> **Your instructions**:
Compile every line that includes the word "Ведомость".

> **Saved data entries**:
-------
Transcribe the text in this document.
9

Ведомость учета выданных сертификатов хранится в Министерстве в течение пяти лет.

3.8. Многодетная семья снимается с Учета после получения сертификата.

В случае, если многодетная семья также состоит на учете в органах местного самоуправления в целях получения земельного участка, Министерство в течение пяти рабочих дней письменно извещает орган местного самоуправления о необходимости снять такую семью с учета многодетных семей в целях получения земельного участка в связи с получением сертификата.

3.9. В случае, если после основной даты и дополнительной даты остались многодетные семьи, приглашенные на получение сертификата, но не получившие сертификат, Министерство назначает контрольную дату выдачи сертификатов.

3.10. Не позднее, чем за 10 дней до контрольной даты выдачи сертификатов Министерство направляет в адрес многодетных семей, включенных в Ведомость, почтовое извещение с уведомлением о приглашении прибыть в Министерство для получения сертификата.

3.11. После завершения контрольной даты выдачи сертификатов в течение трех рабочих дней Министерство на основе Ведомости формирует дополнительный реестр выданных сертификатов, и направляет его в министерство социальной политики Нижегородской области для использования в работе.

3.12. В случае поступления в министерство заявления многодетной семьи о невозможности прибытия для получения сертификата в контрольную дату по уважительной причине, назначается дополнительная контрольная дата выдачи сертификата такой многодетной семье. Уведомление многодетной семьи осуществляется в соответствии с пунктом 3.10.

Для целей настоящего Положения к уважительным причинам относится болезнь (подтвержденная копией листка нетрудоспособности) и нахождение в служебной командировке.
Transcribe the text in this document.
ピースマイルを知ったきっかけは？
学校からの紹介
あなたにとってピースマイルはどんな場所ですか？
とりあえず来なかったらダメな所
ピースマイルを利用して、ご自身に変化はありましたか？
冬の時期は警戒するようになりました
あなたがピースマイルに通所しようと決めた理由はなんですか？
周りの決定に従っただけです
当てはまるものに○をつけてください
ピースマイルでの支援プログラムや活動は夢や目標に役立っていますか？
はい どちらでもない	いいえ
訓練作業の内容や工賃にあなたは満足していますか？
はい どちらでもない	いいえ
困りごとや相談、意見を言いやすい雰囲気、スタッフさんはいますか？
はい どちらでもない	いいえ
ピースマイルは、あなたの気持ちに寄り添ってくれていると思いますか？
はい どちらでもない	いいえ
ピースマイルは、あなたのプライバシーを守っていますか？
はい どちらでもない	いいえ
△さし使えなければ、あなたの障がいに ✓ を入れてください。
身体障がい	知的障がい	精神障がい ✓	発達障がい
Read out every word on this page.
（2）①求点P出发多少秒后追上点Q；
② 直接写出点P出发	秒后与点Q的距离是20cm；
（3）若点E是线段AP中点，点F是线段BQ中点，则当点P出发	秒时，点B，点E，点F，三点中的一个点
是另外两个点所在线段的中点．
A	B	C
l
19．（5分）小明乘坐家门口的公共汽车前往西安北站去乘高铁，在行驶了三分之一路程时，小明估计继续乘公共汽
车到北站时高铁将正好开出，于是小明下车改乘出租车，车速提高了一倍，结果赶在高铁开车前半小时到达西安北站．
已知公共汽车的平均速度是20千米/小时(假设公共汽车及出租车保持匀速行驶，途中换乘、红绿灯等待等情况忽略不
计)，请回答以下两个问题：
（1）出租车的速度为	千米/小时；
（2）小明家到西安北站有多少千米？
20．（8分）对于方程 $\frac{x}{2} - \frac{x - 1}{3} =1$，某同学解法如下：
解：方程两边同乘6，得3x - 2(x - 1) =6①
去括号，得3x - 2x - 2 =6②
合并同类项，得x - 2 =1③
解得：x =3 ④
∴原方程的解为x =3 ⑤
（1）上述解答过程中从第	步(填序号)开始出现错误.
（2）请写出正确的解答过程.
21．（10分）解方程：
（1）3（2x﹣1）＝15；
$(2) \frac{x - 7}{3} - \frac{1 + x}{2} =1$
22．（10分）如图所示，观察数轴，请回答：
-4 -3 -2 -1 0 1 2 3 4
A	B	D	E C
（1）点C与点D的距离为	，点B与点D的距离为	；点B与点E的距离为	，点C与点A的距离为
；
-------
> **Answer for this exercise**:
Ведомость учета выданных сертификатов хранится в Министерстве в течение пяти лет.
3.10. Не позднее, чем за 10 дней до контрольной даты выдачи сертификатов Министерство направляет в адрес многодетных семей, включенных в Ведомость, почтовое извещение с уведомлением о приглашении прибыть в Министерство для получения сертификата.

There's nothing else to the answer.